## Task requirements
Return all the lines below exactly as written. Drop every picture.

————————

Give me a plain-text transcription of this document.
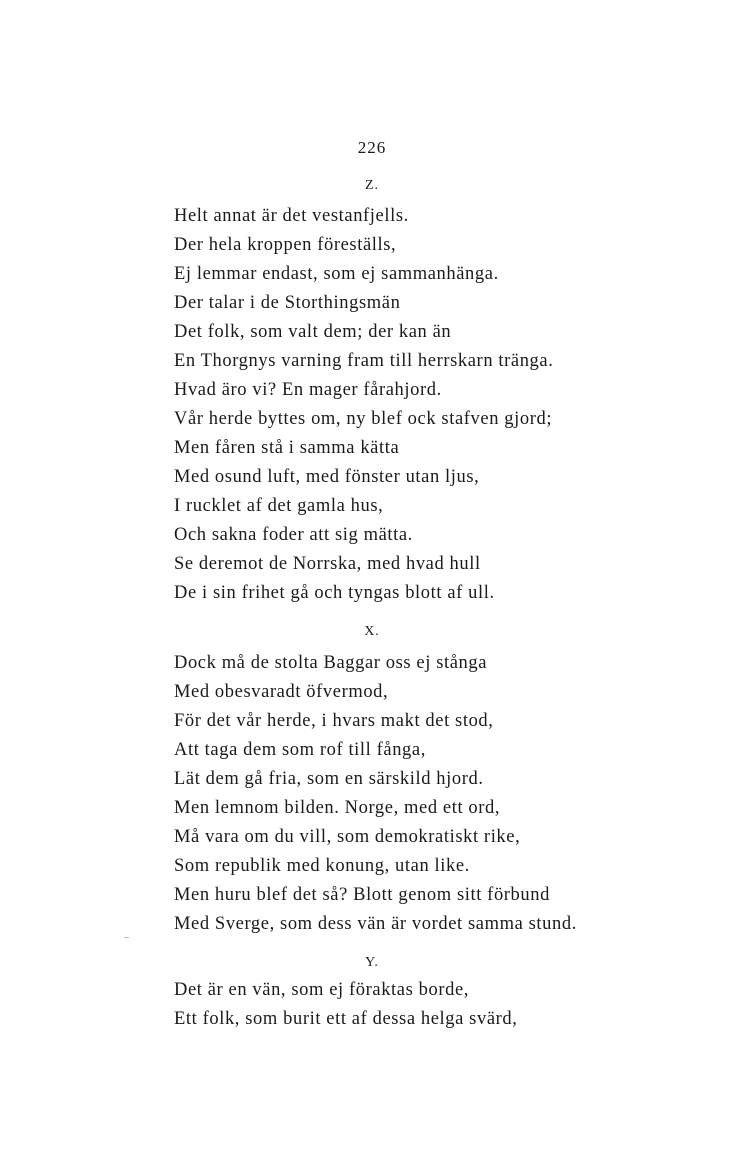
226
Z.
Helt annat är det vestanfjells.
Der hela kroppen föreställs,
Ej lemmar endast, som ej sammanhänga.
Der talar i de Storthingsmän
Det folk, som valt dem; der kan än
En Thorgnys varning fram till herrskarn tränga.
Hvad äro vi? En mager fårahjord.
Vår herde byttes om, ny blef ock stafven gjord;
Men fåren stå i samma kätta
Med osund luft, med fönster utan ljus,
I rucklet af det gamla hus,
Och sakna foder att sig mätta.
Se deremot de Norrska, med hvad hull
De i sin frihet gå och tyngas blott af ull.
X.
Dock må de stolta Baggar oss ej stånga
Med obesvaradt öfvermod,
För det vår herde, i hvars makt det stod,
Att taga dem som rof till fånga,
Lät dem gå fria, som en särskild hjord.
Men lemnom bilden. Norge, med ett ord,
Må vara om du vill, som demokratiskt rike,
Som republik med konung, utan like.
Men huru blef det så? Blott genom sitt förbund
Med Sverge, som dess vän är vordet samma stund.
Y.
Det är en vän, som ej föraktas borde,
Ett folk, som burit ett af dessa helga svärd,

————————

## Result
Give me a plain-text transcription of this document.
226
Z.
Helt annat är det vestanfjells.
Der hela kroppen föreställs,
Ej lemmar endast, som ej sammanhänga.
Der talar i de Storthingsmän
Det folk, som valt dem; der kan än
En Thorgnys varning fram till herrskarn tränga.
Hvad äro vi? En mager fårahjord.
Vår herde byttes om, ny blef ock stafven gjord;
Men fåren stå i samma kätta
Med osund luft, med fönster utan ljus,
I rucklet af det gamla hus,
Och sakna foder att sig mätta.
Se deremot de Norrska, med hvad hull
De i sin frihet gå och tyngas blott af ull.
X.
Dock må de stolta Baggar oss ej stånga
Med obesvaradt öfvermod,
För det vår herde, i hvars makt det stod,
Att taga dem som rof till fånga,
Lät dem gå fria, som en särskild hjord.
Men lemnom bilden. Norge, med ett ord,
Må vara om du vill, som demokratiskt rike,
Som republik med konung, utan like.
Men huru blef det så? Blott genom sitt förbund
Med Sverge, som dess vän är vordet samma stund.
Y.
Det är en vän, som ej föraktas borde,
Ett folk, som burit ett af dessa helga svärd,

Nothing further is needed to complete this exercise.